** start of Extracted information **

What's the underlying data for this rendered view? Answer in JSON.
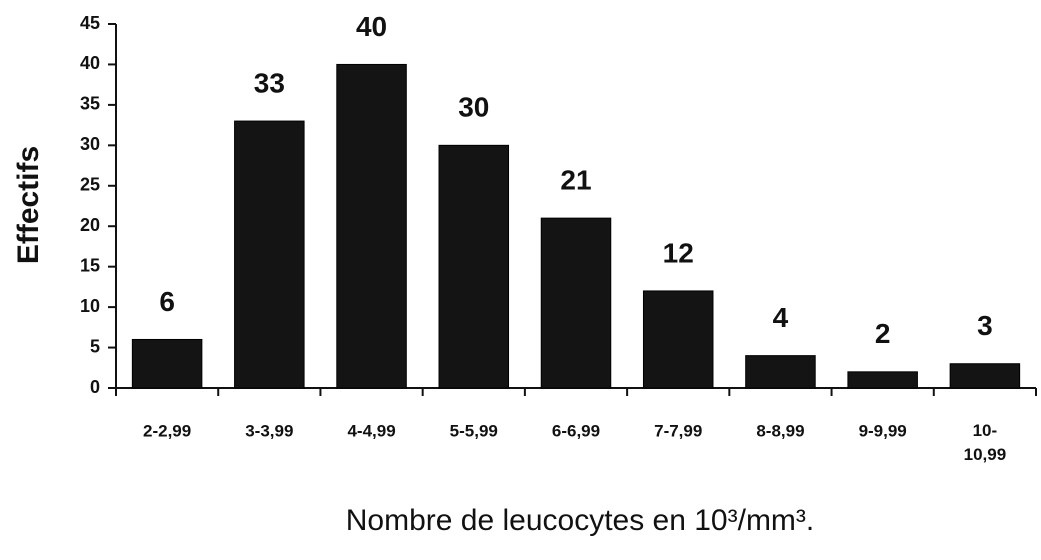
{
  "chart_data": {
    "type": "bar",
    "categories": [
      "2-2,99",
      "3-3,99",
      "4-4,99",
      "5-5,99",
      "6-6,99",
      "7-7,99",
      "8-8,99",
      "9-9,99",
      "10-\n10,99"
    ],
    "values": [
      6,
      33,
      40,
      30,
      21,
      12,
      4,
      2,
      3
    ],
    "color": "#141414",
    "ylim": [
      0,
      45
    ],
    "yticks": [
      0,
      5,
      10,
      15,
      20,
      25,
      30,
      35,
      40,
      45
    ],
    "y_label": "Effectifs",
    "x_label": "Nombre de leucocytes en 10³/mm³."
  }
}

** end of Extracted information **

Brief =>
Reproduce the material in full, word for word, and omit the pictures.

Result of this exercise =>
What's the underlying data for this rendered view? Answer in JSON.
{
  "chart_data": {
    "type": "bar",
    "categories": [
      "2-2,99",
      "3-3,99",
      "4-4,99",
      "5-5,99",
      "6-6,99",
      "7-7,99",
      "8-8,99",
      "9-9,99",
      "10-\n10,99"
    ],
    "values": [
      6,
      33,
      40,
      30,
      21,
      12,
      4,
      2,
      3
    ],
    "color": "#141414",
    "ylim": [
      0,
      45
    ],
    "yticks": [
      0,
      5,
      10,
      15,
      20,
      25,
      30,
      35,
      40,
      45
    ],
    "y_label": "Effectifs",
    "x_label": "Nombre de leucocytes en 10³/mm³."
  }
}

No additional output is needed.